→ THE REQUEST
Write out every single entry exactly.

□ □ □ □ □

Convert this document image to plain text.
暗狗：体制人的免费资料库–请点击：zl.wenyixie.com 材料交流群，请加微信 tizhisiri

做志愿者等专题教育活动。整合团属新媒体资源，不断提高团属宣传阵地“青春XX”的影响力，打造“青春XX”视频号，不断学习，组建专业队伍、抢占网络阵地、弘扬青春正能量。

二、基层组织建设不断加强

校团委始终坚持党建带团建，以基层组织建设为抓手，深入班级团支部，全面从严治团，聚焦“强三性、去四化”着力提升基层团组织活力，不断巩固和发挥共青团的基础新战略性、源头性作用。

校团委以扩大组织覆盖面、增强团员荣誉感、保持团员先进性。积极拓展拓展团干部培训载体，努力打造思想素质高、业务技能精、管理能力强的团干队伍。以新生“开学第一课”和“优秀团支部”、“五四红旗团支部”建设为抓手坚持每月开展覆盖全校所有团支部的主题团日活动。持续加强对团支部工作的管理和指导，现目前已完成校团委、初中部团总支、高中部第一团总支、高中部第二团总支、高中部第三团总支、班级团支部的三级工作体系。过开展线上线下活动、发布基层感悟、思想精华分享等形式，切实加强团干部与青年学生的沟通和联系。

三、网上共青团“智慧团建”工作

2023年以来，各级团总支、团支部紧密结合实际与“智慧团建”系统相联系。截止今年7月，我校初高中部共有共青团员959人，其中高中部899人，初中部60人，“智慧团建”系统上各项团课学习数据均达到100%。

□ □ □ □ □

→ SOLUTION FOR THIS EXERCISE
Convert this document image to plain text.
暗狗：体制人的免费资料库–请点击：zl.wenyixie.com 材料交流群，请加微信 tizhisiri

做志愿者等专题教育活动。整合团属新媒体资源，不断提高团属宣传阵地“青春XX”的影响力，打造“青春XX”视频号，不断学习，组建专业队伍、抢占网络阵地、弘扬青春正能量。

二、基层组织建设不断加强

校团委始终坚持党建带团建，以基层组织建设为抓手，深入班级团支部，全面从严治团，聚焦“强三性、去四化”着力提升基层团组织活力，不断巩固和发挥共青团的基础新战略性、源头性作用。

校团委以扩大组织覆盖面、增强团员荣誉感、保持团员先进性。积极拓展拓展团干部培训载体，努力打造思想素质高、业务技能精、管理能力强的团干队伍。以新生“开学第一课”和“优秀团支部”、“五四红旗团支部”建设为抓手坚持每月开展覆盖全校所有团支部的主题团日活动。持续加强对团支部工作的管理和指导，现目前已完成校团委、初中部团总支、高中部第一团总支、高中部第二团总支、高中部第三团总支、班级团支部的三级工作体系。过开展线上线下活动、发布基层感悟、思想精华分享等形式，切实加强团干部与青年学生的沟通和联系。

三、网上共青团“智慧团建”工作

2023年以来，各级团总支、团支部紧密结合实际与“智慧团建”系统相联系。截止今年7月，我校初高中部共有共青团员959人，其中高中部899人，初中部60人，“智慧团建”系统上各项团课学习数据均达到100%。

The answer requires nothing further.